- [Stated task] Copy out the listing exactly.

[Start of Extracted records]

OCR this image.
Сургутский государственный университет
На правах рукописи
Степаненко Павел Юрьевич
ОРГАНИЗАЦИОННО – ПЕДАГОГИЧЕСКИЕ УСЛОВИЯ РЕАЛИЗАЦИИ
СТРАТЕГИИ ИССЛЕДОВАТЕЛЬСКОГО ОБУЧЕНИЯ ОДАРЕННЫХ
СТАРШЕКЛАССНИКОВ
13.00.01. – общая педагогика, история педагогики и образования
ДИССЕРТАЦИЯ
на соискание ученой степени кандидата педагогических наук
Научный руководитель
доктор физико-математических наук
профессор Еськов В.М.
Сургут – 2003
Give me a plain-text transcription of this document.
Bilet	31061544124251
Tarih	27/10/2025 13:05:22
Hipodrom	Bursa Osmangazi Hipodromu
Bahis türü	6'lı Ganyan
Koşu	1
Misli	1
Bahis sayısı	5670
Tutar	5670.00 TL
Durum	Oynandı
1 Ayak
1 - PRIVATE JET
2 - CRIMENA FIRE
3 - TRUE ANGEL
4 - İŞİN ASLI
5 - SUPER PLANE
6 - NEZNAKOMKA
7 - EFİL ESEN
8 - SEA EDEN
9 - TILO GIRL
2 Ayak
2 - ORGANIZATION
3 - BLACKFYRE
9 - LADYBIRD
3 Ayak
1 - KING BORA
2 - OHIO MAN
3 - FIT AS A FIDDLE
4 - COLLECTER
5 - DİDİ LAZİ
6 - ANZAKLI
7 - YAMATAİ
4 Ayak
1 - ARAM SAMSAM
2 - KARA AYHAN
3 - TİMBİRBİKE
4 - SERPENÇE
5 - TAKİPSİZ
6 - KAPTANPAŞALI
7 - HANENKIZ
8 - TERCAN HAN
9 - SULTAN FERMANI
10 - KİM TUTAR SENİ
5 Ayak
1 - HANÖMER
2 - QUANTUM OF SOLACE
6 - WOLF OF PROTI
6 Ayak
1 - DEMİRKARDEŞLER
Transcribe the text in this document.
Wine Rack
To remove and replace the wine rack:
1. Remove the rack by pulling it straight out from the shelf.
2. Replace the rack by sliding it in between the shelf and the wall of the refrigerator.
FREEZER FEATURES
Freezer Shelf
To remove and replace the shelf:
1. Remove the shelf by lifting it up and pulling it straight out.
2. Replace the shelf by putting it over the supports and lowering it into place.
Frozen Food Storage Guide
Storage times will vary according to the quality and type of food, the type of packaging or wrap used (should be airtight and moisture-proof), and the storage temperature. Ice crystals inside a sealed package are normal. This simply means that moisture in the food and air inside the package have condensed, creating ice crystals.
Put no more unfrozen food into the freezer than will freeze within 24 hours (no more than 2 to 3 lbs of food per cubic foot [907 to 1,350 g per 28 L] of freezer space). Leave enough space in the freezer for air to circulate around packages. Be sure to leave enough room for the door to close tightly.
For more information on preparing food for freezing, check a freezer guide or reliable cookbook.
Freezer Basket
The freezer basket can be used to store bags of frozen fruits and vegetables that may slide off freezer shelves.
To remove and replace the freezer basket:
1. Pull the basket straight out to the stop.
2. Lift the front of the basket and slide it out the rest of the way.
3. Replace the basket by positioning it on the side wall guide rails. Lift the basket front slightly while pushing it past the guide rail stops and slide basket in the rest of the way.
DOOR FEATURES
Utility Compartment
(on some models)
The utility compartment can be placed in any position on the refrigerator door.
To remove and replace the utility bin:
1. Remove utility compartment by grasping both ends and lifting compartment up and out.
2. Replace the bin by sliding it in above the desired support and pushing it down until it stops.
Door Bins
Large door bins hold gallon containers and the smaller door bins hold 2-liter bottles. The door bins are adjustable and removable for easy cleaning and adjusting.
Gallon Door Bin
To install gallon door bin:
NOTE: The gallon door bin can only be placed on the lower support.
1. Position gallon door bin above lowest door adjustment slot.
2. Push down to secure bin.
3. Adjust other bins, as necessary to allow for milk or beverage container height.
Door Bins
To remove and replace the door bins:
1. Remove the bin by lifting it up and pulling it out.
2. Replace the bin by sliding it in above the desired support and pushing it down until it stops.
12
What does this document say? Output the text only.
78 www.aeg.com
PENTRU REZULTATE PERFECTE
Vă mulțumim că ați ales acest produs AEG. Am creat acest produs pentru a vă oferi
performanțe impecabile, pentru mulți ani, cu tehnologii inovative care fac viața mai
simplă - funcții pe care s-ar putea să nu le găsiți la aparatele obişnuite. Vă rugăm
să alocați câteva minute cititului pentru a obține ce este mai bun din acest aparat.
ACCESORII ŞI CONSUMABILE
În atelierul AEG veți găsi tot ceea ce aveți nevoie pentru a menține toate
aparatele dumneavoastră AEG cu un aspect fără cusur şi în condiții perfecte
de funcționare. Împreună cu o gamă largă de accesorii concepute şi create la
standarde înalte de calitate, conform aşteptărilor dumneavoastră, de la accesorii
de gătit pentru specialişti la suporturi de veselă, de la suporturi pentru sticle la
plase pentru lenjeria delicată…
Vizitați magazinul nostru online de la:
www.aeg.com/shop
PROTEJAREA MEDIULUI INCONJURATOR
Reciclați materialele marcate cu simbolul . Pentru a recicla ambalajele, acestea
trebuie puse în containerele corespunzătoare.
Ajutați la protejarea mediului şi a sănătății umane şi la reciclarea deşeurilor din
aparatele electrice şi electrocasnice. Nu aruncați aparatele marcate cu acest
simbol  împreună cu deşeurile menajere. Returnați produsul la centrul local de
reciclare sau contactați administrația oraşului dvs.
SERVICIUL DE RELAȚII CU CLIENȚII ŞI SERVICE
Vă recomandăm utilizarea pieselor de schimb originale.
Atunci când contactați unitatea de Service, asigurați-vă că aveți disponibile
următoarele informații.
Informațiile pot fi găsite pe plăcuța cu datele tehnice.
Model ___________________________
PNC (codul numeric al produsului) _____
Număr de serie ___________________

[End of Extracted records]

- [Answer to the exercise]
OCR this image.
Сургутский государственный университет
На правах рукописи
Степаненко Павел Юрьевич
ОРГАНИЗАЦИОННО – ПЕДАГОГИЧЕСКИЕ УСЛОВИЯ РЕАЛИЗАЦИИ
СТРАТЕГИИ ИССЛЕДОВАТЕЛЬСКОГО ОБУЧЕНИЯ ОДАРЕННЫХ
СТАРШЕКЛАССНИКОВ
13.00.01. – общая педагогика, история педагогики и образования
ДИССЕРТАЦИЯ
на соискание ученой степени кандидата педагогических наук
Научный руководитель
доктор физико-математических наук
профессор Еськов В.М.
Сургут – 2003
Give me a plain-text transcription of this document.
Bilet	31061544124251
Tarih	27/10/2025 13:05:22
Hipodrom	Bursa Osmangazi Hipodromu
Bahis türü	6'lı Ganyan
Koşu	1
Misli	1
Bahis sayısı	5670
Tutar	5670.00 TL
Durum	Oynandı
1 Ayak
1 - PRIVATE JET
2 - CRIMENA FIRE
3 - TRUE ANGEL
4 - İŞİN ASLI
5 - SUPER PLANE
6 - NEZNAKOMKA
7 - EFİL ESEN
8 - SEA EDEN
9 - TILO GIRL
2 Ayak
2 - ORGANIZATION
3 - BLACKFYRE
9 - LADYBIRD
3 Ayak
1 - KING BORA
2 - OHIO MAN
3 - FIT AS A FIDDLE
4 - COLLECTER
5 - DİDİ LAZİ
6 - ANZAKLI
7 - YAMATAİ
4 Ayak
1 - ARAM SAMSAM
2 - KARA AYHAN
3 - TİMBİRBİKE
4 - SERPENÇE
5 - TAKİPSİZ
6 - KAPTANPAŞALI
7 - HANENKIZ
8 - TERCAN HAN
9 - SULTAN FERMANI
10 - KİM TUTAR SENİ
5 Ayak
1 - HANÖMER
2 - QUANTUM OF SOLACE
6 - WOLF OF PROTI
6 Ayak
1 - DEMİRKARDEŞLER
Transcribe the text in this document.
Wine Rack
To remove and replace the wine rack:
1. Remove the rack by pulling it straight out from the shelf.
2. Replace the rack by sliding it in between the shelf and the wall of the refrigerator.
FREEZER FEATURES
Freezer Shelf
To remove and replace the shelf:
1. Remove the shelf by lifting it up and pulling it straight out.
2. Replace the shelf by putting it over the supports and lowering it into place.
Frozen Food Storage Guide
Storage times will vary according to the quality and type of food, the type of packaging or wrap used (should be airtight and moisture-proof), and the storage temperature. Ice crystals inside a sealed package are normal. This simply means that moisture in the food and air inside the package have condensed, creating ice crystals.
Put no more unfrozen food into the freezer than will freeze within 24 hours (no more than 2 to 3 lbs of food per cubic foot [907 to 1,350 g per 28 L] of freezer space). Leave enough space in the freezer for air to circulate around packages. Be sure to leave enough room for the door to close tightly.
For more information on preparing food for freezing, check a freezer guide or reliable cookbook.
Freezer Basket
The freezer basket can be used to store bags of frozen fruits and vegetables that may slide off freezer shelves.
To remove and replace the freezer basket:
1. Pull the basket straight out to the stop.
2. Lift the front of the basket and slide it out the rest of the way.
3. Replace the basket by positioning it on the side wall guide rails. Lift the basket front slightly while pushing it past the guide rail stops and slide basket in the rest of the way.
DOOR FEATURES
Utility Compartment
(on some models)
The utility compartment can be placed in any position on the refrigerator door.
To remove and replace the utility bin:
1. Remove utility compartment by grasping both ends and lifting compartment up and out.
2. Replace the bin by sliding it in above the desired support and pushing it down until it stops.
Door Bins
Large door bins hold gallon containers and the smaller door bins hold 2-liter bottles. The door bins are adjustable and removable for easy cleaning and adjusting.
Gallon Door Bin
To install gallon door bin:
NOTE: The gallon door bin can only be placed on the lower support.
1. Position gallon door bin above lowest door adjustment slot.
2. Push down to secure bin.
3. Adjust other bins, as necessary to allow for milk or beverage container height.
Door Bins
To remove and replace the door bins:
1. Remove the bin by lifting it up and pulling it out.
2. Replace the bin by sliding it in above the desired support and pushing it down until it stops.
12
What does this document say? Output the text only.
78 www.aeg.com
PENTRU REZULTATE PERFECTE
Vă mulțumim că ați ales acest produs AEG. Am creat acest produs pentru a vă oferi
performanțe impecabile, pentru mulți ani, cu tehnologii inovative care fac viața mai
simplă - funcții pe care s-ar putea să nu le găsiți la aparatele obişnuite. Vă rugăm
să alocați câteva minute cititului pentru a obține ce este mai bun din acest aparat.
ACCESORII ŞI CONSUMABILE
În atelierul AEG veți găsi tot ceea ce aveți nevoie pentru a menține toate
aparatele dumneavoastră AEG cu un aspect fără cusur şi în condiții perfecte
de funcționare. Împreună cu o gamă largă de accesorii concepute şi create la
standarde înalte de calitate, conform aşteptărilor dumneavoastră, de la accesorii
de gătit pentru specialişti la suporturi de veselă, de la suporturi pentru sticle la
plase pentru lenjeria delicată…
Vizitați magazinul nostru online de la:
www.aeg.com/shop
PROTEJAREA MEDIULUI INCONJURATOR
Reciclați materialele marcate cu simbolul . Pentru a recicla ambalajele, acestea
trebuie puse în containerele corespunzătoare.
Ajutați la protejarea mediului şi a sănătății umane şi la reciclarea deşeurilor din
aparatele electrice şi electrocasnice. Nu aruncați aparatele marcate cu acest
simbol  împreună cu deşeurile menajere. Returnați produsul la centrul local de
reciclare sau contactați administrația oraşului dvs.
SERVICIUL DE RELAȚII CU CLIENȚII ŞI SERVICE
Vă recomandăm utilizarea pieselor de schimb originale.
Atunci când contactați unitatea de Service, asigurați-vă că aveți disponibile
următoarele informații.
Informațiile pot fi găsite pe plăcuța cu datele tehnice.
Model ___________________________
PNC (codul numeric al produsului) _____
Număr de serie ___________________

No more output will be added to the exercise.